"""
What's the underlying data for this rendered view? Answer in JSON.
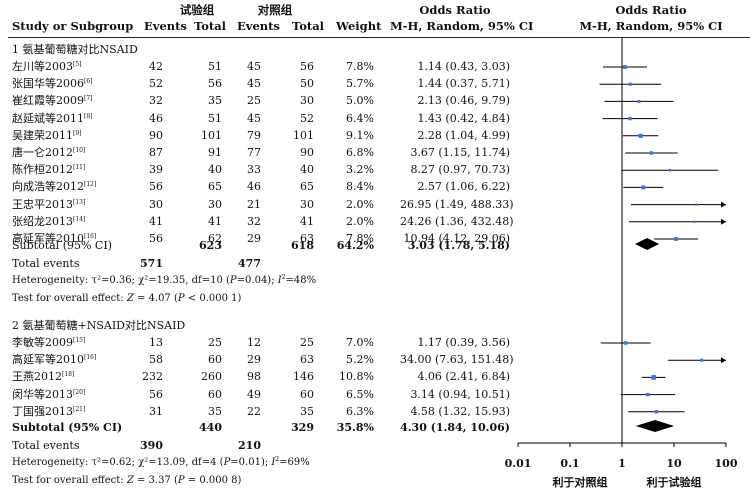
{
  "header": {
    "study": "Study or Subgroup",
    "exp_group": "试验组",
    "ctrl_group": "对照组",
    "events": "Events",
    "total": "Total",
    "weight": "Weight",
    "or_title": "Odds Ratio",
    "or_method": "M-H, Random, 95% CI"
  },
  "subgroups": [
    {
      "title": "1 氨基葡萄糖对比NSAID",
      "studies": [
        {
          "name": "左川等2003",
          "ref": "[5]",
          "e_ev": "42",
          "e_tot": "51",
          "c_ev": "45",
          "c_tot": "56",
          "weight": "7.8%",
          "or_text": "1.14 (0.43, 3.03)",
          "or": 1.14,
          "lo": 0.43,
          "hi": 3.03
        },
        {
          "name": "张国华等2006",
          "ref": "[6]",
          "e_ev": "52",
          "e_tot": "56",
          "c_ev": "45",
          "c_tot": "50",
          "weight": "5.7%",
          "or_text": "1.44 (0.37, 5.71)",
          "or": 1.44,
          "lo": 0.37,
          "hi": 5.71
        },
        {
          "name": "崔红霞等2009",
          "ref": "[7]",
          "e_ev": "32",
          "e_tot": "35",
          "c_ev": "25",
          "c_tot": "30",
          "weight": "5.0%",
          "or_text": "2.13 (0.46, 9.79)",
          "or": 2.13,
          "lo": 0.46,
          "hi": 9.79
        },
        {
          "name": "赵延斌等2011",
          "ref": "[8]",
          "e_ev": "46",
          "e_tot": "51",
          "c_ev": "45",
          "c_tot": "52",
          "weight": "6.4%",
          "or_text": "1.43 (0.42, 4.84)",
          "or": 1.43,
          "lo": 0.42,
          "hi": 4.84
        },
        {
          "name": "吴建荣2011",
          "ref": "[9]",
          "e_ev": "90",
          "e_tot": "101",
          "c_ev": "79",
          "c_tot": "101",
          "weight": "9.1%",
          "or_text": "2.28 (1.04, 4.99)",
          "or": 2.28,
          "lo": 1.04,
          "hi": 4.99
        },
        {
          "name": "唐一仑2012",
          "ref": "[10]",
          "e_ev": "87",
          "e_tot": "91",
          "c_ev": "77",
          "c_tot": "90",
          "weight": "6.8%",
          "or_text": "3.67 (1.15, 11.74)",
          "or": 3.67,
          "lo": 1.15,
          "hi": 11.74
        },
        {
          "name": "陈作桓2012",
          "ref": "[11]",
          "e_ev": "39",
          "e_tot": "40",
          "c_ev": "33",
          "c_tot": "40",
          "weight": "3.2%",
          "or_text": "8.27 (0.97, 70.73)",
          "or": 8.27,
          "lo": 0.97,
          "hi": 70.73
        },
        {
          "name": "向成浩等2012",
          "ref": "[12]",
          "e_ev": "56",
          "e_tot": "65",
          "c_ev": "46",
          "c_tot": "65",
          "weight": "8.4%",
          "or_text": "2.57 (1.06, 6.22)",
          "or": 2.57,
          "lo": 1.06,
          "hi": 6.22
        },
        {
          "name": "王忠平2013",
          "ref": "[13]",
          "e_ev": "30",
          "e_tot": "30",
          "c_ev": "21",
          "c_tot": "30",
          "weight": "2.0%",
          "or_text": "26.95 (1.49, 488.33)",
          "or": 26.95,
          "lo": 1.49,
          "hi": 488.33
        },
        {
          "name": "张绍龙2013",
          "ref": "[14]",
          "e_ev": "41",
          "e_tot": "41",
          "c_ev": "32",
          "c_tot": "41",
          "weight": "2.0%",
          "or_text": "24.26 (1.36, 432.48)",
          "or": 24.26,
          "lo": 1.36,
          "hi": 432.48
        },
        {
          "name": "高延军等2010",
          "ref": "[16]",
          "e_ev": "56",
          "e_tot": "62",
          "c_ev": "29",
          "c_tot": "63",
          "weight": "7.8%",
          "or_text": "10.94 (4.12, 29.06)",
          "or": 10.94,
          "lo": 4.12,
          "hi": 29.06
        }
      ],
      "subtotal": {
        "label": "Subtotal (95% CI)",
        "e_tot": "623",
        "c_tot": "618",
        "weight": "64.2%",
        "or_text": "3.03 (1.78, 5.18)",
        "or": 3.03,
        "lo": 1.78,
        "hi": 5.18
      },
      "total_events": {
        "label": "Total events",
        "e_ev": "571",
        "c_ev": "477"
      },
      "heterogeneity": {
        "prefix": "Heterogeneity: τ²=0.36;  χ²=19.35, df=10 (",
        "p": "P",
        "mid": "=0.04); ",
        "i2": "I",
        "suffix": "=48%"
      },
      "overall": {
        "prefix": "Test for overall effect: ",
        "z": "Z",
        "mid": " = 4.07 (",
        "p": "P",
        "suffix": " < 0.000 1)"
      }
    },
    {
      "title": "2 氨基葡萄糖+NSAID对比NSAID",
      "studies": [
        {
          "name": "李敏等2009",
          "ref": "[15]",
          "e_ev": "13",
          "e_tot": "25",
          "c_ev": "12",
          "c_tot": "25",
          "weight": "7.0%",
          "or_text": "1.17 (0.39, 3.56)",
          "or": 1.17,
          "lo": 0.39,
          "hi": 3.56
        },
        {
          "name": "高延军等2010",
          "ref": "[16]",
          "e_ev": "58",
          "e_tot": "60",
          "c_ev": "29",
          "c_tot": "63",
          "weight": "5.2%",
          "or_text": "34.00 (7.63, 151.48)",
          "or": 34.0,
          "lo": 7.63,
          "hi": 151.48
        },
        {
          "name": "王燕2012",
          "ref": "[18]",
          "e_ev": "232",
          "e_tot": "260",
          "c_ev": "98",
          "c_tot": "146",
          "weight": "10.8%",
          "or_text": "4.06 (2.41, 6.84)",
          "or": 4.06,
          "lo": 2.41,
          "hi": 6.84
        },
        {
          "name": "闵华等2013",
          "ref": "[20]",
          "e_ev": "56",
          "e_tot": "60",
          "c_ev": "49",
          "c_tot": "60",
          "weight": "6.5%",
          "or_text": "3.14 (0.94, 10.51)",
          "or": 3.14,
          "lo": 0.94,
          "hi": 10.51
        },
        {
          "name": "丁国强2013",
          "ref": "[21]",
          "e_ev": "31",
          "e_tot": "35",
          "c_ev": "22",
          "c_tot": "35",
          "weight": "6.3%",
          "or_text": "4.58 (1.32, 15.93)",
          "or": 4.58,
          "lo": 1.32,
          "hi": 15.93
        }
      ],
      "subtotal": {
        "label": "Subtotal (95% CI)",
        "e_tot": "440",
        "c_tot": "329",
        "weight": "35.8%",
        "or_text": "4.30 (1.84, 10.06)",
        "or": 4.3,
        "lo": 1.84,
        "hi": 10.06
      },
      "total_events": {
        "label": "Total events",
        "e_ev": "390",
        "c_ev": "210"
      },
      "heterogeneity": {
        "prefix": "Heterogeneity: τ²=0.62;  χ²=13.09, df=4 (",
        "p": "P",
        "mid": "=0.01); ",
        "i2": "I",
        "suffix": "=69%"
      },
      "overall": {
        "prefix": "Test for overall effect: ",
        "z": "Z",
        "mid": " = 3.37 (",
        "p": "P",
        "suffix": " = 0.000 8)"
      }
    }
  ],
  "chart_data": {
    "type": "forest",
    "scale": "log",
    "xlim": [
      0.01,
      100
    ],
    "ticks": [
      0.01,
      0.1,
      1,
      10,
      100
    ],
    "tick_labels": [
      "0.01",
      "0.1",
      "1",
      "10",
      "100"
    ],
    "left_label": "利于对照组",
    "right_label": "利于试验组",
    "null_value": 1,
    "colors": {
      "line": "#000000",
      "point": "#4a6fd0",
      "diamond": "#000000"
    }
  }
}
"""
DIRECTIVE | Within the listing, how many lines hold the word "prefix"? Only the number is to be given.

SOLUTION FOR THIS EXERCISE | 4